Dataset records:
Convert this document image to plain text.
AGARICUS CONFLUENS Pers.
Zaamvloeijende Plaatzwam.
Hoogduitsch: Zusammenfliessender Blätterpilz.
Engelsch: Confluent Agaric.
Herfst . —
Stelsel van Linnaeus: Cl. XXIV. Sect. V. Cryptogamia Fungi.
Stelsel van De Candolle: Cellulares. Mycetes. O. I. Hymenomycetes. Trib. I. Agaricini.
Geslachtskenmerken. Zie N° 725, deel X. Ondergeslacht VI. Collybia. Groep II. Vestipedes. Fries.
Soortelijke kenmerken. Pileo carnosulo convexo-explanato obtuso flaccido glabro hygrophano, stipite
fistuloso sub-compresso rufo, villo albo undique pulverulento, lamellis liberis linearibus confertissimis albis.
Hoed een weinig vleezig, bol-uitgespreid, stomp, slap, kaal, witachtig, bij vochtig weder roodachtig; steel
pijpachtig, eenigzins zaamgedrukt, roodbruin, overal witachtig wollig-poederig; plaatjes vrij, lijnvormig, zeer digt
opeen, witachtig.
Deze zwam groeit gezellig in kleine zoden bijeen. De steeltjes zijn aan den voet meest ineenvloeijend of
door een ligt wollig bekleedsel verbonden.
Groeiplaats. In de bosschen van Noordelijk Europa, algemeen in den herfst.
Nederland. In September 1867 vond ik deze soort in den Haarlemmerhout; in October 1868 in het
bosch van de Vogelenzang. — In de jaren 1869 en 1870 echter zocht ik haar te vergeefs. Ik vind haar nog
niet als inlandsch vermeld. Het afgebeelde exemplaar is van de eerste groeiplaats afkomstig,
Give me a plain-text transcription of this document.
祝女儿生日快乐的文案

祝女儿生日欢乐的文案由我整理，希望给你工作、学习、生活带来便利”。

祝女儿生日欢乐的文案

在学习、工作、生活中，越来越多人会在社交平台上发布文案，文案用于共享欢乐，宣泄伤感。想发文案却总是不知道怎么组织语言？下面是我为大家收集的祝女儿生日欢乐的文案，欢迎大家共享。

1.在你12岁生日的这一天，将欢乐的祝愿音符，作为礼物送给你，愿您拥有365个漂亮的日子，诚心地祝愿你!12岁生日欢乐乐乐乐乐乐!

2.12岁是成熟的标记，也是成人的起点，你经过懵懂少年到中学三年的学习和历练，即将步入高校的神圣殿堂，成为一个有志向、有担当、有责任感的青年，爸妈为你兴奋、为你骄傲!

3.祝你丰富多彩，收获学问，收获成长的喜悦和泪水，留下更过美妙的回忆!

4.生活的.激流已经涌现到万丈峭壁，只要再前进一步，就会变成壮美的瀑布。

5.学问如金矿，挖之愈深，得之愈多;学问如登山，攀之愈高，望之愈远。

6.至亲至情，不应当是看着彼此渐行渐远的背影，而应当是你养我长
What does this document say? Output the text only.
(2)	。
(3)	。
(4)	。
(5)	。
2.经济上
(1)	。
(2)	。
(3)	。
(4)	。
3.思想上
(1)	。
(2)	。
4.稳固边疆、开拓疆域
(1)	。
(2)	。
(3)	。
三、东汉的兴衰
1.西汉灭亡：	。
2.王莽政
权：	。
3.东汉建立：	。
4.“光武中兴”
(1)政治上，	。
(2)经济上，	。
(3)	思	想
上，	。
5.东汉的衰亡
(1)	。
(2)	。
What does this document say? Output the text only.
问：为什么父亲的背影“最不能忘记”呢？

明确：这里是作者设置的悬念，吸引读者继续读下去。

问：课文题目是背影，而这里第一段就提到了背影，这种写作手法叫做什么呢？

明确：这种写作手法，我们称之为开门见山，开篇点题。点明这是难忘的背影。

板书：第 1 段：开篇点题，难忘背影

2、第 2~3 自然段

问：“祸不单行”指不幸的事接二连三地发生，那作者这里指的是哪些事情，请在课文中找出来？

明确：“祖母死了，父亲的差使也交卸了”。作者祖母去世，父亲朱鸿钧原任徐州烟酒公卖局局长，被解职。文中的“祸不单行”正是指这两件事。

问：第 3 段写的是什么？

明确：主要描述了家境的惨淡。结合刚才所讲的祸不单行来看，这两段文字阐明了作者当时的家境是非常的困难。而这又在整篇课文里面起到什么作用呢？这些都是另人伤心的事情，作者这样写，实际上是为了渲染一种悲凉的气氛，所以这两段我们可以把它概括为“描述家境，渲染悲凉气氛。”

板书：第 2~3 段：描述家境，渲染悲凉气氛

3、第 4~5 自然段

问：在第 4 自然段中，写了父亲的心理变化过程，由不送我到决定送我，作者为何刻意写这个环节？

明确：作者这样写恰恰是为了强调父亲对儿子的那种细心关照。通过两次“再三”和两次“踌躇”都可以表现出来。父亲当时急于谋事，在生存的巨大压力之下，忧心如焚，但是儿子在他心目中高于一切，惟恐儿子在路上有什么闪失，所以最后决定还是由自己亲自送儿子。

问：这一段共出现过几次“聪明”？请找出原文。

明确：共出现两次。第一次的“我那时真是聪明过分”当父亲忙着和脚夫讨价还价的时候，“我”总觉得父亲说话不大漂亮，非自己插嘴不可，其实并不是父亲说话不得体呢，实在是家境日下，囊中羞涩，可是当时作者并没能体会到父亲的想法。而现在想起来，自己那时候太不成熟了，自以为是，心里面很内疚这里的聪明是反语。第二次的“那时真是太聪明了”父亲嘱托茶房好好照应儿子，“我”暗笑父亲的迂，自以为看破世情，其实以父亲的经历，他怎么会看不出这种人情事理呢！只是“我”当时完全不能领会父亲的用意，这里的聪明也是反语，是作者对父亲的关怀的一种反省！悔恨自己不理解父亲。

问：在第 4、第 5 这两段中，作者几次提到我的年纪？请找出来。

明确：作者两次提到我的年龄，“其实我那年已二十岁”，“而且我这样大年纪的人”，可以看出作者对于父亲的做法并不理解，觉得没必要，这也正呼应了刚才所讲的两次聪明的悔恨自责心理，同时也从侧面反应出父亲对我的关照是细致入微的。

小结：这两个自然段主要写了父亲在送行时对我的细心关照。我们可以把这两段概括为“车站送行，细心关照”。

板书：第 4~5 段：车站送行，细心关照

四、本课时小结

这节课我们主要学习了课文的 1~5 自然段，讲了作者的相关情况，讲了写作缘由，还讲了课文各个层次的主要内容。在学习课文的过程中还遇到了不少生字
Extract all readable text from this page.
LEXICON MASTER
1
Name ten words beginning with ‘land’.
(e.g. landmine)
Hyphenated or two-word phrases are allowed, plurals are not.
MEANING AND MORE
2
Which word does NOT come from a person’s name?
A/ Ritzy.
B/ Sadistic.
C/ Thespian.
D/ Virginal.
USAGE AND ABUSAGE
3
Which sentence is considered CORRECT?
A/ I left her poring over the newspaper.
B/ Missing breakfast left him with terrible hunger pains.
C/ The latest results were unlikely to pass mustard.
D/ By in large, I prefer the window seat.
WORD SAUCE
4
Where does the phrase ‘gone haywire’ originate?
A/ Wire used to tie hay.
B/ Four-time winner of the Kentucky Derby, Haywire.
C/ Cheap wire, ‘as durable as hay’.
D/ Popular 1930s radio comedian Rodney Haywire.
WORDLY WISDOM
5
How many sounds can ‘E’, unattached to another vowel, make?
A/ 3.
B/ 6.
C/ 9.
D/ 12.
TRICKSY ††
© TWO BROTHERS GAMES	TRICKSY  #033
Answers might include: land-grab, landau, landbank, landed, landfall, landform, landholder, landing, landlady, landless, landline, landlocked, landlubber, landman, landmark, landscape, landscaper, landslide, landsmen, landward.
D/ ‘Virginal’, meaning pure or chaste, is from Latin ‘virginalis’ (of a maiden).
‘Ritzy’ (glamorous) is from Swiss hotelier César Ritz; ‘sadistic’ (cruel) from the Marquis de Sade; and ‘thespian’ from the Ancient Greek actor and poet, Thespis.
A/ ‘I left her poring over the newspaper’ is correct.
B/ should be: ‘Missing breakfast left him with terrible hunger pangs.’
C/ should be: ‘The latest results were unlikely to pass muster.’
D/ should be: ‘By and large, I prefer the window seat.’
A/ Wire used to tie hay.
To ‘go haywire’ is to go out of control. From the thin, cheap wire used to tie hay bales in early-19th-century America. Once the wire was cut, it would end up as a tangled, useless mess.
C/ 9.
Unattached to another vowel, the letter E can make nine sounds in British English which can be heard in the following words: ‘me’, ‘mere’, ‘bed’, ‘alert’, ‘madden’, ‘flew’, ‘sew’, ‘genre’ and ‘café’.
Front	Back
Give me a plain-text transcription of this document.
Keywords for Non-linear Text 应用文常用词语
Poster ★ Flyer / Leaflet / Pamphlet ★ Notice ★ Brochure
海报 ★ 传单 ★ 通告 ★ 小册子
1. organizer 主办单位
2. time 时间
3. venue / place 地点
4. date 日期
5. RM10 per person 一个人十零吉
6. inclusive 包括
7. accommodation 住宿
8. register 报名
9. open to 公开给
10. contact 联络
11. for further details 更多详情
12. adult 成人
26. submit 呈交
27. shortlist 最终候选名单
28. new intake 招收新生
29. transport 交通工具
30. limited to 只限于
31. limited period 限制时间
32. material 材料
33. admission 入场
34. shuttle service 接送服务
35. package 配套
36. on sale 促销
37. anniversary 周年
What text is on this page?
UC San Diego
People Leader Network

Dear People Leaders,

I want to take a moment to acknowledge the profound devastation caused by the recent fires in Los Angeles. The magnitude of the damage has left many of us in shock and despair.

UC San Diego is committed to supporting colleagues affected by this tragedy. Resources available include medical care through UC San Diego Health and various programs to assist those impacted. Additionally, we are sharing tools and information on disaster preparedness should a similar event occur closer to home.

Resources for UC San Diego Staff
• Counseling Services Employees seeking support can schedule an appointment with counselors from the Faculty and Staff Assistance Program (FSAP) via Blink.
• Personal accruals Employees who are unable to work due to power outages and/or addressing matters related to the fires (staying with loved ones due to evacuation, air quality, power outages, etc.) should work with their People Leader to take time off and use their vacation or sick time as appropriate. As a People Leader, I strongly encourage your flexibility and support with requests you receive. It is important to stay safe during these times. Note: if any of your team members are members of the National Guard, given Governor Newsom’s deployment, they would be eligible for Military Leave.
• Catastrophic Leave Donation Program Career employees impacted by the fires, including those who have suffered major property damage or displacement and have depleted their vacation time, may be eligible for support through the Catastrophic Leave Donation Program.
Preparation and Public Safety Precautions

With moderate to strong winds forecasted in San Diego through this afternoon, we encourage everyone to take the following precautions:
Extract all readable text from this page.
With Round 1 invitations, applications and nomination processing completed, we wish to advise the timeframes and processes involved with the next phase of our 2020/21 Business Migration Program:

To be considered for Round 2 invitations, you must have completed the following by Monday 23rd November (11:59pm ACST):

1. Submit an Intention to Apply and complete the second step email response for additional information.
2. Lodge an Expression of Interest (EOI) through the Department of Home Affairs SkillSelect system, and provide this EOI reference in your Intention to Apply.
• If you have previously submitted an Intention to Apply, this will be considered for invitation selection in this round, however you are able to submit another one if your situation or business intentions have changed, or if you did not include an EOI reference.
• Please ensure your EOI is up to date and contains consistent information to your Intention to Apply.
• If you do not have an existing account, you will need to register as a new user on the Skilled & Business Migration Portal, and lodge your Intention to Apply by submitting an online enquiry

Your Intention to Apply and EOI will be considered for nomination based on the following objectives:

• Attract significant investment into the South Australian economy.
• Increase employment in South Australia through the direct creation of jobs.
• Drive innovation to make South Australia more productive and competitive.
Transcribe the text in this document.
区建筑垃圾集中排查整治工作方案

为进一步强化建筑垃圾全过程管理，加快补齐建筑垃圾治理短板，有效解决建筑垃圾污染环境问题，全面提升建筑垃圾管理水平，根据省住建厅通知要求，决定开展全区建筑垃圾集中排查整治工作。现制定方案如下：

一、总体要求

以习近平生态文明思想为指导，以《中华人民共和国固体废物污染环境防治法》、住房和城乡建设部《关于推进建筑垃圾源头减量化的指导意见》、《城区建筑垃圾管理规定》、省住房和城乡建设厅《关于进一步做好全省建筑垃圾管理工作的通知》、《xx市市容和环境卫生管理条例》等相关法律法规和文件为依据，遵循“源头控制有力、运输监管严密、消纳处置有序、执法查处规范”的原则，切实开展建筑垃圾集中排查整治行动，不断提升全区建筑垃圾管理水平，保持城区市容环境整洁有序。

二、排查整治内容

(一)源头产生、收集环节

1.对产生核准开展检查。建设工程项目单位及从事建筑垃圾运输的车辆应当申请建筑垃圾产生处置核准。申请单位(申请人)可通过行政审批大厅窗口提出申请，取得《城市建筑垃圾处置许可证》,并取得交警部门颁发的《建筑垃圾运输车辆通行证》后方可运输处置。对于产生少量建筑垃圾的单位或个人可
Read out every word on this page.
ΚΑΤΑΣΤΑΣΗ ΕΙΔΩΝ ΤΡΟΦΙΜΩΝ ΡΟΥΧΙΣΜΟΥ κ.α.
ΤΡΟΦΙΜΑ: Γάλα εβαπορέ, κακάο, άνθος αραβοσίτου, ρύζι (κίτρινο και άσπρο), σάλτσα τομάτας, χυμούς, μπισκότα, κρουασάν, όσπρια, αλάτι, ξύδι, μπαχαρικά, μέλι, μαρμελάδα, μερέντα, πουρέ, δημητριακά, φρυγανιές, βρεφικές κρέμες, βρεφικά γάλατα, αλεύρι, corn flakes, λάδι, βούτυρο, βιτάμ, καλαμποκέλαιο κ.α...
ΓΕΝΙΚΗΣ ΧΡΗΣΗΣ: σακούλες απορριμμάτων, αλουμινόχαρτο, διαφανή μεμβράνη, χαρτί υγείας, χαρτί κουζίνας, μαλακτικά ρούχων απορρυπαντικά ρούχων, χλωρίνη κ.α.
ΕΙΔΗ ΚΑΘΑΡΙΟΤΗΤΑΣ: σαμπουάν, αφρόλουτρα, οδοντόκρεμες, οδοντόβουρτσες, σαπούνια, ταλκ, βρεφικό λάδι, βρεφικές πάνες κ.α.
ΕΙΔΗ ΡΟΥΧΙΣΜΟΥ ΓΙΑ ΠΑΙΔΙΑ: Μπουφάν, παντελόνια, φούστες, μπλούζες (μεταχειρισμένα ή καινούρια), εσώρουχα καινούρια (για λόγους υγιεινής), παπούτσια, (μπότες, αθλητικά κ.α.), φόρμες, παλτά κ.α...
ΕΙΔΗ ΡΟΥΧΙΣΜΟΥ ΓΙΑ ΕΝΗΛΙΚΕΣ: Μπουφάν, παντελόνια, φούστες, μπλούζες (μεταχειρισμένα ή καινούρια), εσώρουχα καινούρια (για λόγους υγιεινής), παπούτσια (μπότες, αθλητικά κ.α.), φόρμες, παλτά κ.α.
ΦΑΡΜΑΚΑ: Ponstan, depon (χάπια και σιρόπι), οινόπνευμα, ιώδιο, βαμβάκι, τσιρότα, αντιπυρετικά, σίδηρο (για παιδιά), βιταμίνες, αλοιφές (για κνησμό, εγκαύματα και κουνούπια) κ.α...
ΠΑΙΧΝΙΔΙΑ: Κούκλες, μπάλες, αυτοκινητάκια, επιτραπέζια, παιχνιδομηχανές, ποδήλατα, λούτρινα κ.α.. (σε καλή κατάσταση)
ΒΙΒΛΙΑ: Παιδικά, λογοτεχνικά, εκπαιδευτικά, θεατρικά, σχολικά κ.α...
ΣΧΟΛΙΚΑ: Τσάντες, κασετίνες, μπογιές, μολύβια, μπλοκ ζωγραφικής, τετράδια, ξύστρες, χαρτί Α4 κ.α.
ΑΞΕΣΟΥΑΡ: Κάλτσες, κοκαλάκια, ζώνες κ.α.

■ Aim: Filter out every line that lacks the word "large", and copy the rest.

■ Answer for the task:
D/ By in large, I prefer the window seat.
D/ should be: ‘By and large, I prefer the window seat.’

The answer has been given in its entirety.